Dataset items
◆ ◆ ◆ ◆ ◆

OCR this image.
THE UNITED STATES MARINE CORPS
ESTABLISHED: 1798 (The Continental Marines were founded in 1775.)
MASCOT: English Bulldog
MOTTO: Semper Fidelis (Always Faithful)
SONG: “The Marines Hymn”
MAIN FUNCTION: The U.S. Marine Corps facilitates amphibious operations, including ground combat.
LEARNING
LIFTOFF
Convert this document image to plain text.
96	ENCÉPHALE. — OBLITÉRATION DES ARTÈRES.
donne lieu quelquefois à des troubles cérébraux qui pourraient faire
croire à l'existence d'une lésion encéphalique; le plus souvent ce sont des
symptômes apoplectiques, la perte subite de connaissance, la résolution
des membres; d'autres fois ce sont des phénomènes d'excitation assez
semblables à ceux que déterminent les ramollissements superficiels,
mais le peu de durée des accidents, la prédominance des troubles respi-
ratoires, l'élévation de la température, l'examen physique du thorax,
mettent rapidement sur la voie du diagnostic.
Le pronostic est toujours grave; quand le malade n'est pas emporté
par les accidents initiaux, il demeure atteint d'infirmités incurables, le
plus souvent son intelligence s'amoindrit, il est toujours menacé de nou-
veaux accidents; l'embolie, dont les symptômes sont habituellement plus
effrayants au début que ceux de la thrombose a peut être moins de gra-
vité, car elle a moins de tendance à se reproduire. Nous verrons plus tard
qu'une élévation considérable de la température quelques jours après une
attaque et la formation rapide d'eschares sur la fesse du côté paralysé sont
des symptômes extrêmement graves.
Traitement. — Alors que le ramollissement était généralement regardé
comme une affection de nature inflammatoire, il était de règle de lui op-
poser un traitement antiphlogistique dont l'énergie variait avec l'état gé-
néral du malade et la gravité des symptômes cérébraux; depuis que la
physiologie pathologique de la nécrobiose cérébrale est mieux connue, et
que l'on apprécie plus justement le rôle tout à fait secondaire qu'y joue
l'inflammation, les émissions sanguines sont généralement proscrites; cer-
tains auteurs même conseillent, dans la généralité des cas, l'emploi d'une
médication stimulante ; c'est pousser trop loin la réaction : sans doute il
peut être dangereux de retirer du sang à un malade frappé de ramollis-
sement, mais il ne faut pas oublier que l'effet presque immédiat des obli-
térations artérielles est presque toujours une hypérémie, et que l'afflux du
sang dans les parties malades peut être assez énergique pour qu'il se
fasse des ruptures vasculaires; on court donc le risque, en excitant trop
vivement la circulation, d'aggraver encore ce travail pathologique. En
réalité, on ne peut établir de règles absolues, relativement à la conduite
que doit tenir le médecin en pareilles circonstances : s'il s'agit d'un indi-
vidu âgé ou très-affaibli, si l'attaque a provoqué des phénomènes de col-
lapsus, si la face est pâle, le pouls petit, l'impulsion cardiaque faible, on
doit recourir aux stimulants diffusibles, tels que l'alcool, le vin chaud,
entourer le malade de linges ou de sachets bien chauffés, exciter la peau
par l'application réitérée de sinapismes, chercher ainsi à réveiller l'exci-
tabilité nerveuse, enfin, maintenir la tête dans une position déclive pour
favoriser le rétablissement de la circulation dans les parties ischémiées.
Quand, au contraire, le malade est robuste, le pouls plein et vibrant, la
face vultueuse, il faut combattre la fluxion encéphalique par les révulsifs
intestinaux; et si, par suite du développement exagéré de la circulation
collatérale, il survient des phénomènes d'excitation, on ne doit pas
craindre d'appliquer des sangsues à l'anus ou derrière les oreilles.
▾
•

◆ ◆ ◆ ◆ ◆

Identify each line of the material where the word "cérébraux" shows up, and copy it.

Expected output ::
donne lieu quelquefois à des troubles cérébraux qui pourraient faire
néral du malade et la gravité des symptômes cérébraux; depuis que la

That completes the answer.